Dataset records
☆ ☆ ☆ ☆ ☆ ☆ ☆

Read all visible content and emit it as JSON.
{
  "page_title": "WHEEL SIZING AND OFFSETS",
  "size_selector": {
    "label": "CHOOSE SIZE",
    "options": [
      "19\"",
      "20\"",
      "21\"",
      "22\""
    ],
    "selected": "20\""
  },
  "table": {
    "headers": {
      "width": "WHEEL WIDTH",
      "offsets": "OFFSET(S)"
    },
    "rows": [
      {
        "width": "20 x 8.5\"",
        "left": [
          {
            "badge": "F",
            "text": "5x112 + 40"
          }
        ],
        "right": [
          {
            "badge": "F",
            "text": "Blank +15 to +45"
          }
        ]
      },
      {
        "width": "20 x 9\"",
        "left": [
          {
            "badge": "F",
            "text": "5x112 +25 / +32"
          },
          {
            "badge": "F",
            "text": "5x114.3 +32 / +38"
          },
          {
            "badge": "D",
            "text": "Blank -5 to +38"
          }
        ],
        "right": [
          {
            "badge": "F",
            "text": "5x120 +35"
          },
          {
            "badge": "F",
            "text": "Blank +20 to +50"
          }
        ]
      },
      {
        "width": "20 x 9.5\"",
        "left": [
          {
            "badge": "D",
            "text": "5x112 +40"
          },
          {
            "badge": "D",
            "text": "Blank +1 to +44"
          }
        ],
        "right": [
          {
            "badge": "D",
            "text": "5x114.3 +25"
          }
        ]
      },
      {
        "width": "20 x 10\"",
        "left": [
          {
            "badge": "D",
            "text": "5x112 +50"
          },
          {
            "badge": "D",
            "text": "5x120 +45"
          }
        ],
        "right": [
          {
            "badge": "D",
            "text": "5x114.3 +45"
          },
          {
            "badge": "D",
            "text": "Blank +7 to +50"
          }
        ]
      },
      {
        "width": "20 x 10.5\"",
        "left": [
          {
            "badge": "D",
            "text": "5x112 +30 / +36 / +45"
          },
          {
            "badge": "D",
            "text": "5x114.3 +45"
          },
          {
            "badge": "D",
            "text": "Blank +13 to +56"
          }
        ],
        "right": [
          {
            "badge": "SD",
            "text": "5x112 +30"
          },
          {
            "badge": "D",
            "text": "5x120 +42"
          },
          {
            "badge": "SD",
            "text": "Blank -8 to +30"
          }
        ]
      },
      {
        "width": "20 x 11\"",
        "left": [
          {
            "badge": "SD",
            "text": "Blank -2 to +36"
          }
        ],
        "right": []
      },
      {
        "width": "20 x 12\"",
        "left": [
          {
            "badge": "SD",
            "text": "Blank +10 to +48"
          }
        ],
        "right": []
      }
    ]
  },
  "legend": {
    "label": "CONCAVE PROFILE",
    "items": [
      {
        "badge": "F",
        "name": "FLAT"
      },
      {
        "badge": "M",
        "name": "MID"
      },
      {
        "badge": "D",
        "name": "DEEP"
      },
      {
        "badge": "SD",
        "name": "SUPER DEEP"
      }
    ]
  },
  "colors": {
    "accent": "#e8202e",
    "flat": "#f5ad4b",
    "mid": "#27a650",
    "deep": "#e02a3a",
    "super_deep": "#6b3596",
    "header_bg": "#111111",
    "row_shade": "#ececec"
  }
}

☆ ☆ ☆ ☆ ☆ ☆ ☆

# YOUR OBJECTIVE
State how many lines of the records above contain the word "Blank", giving only that number.

# OUTPUT FOR THIS TASK
9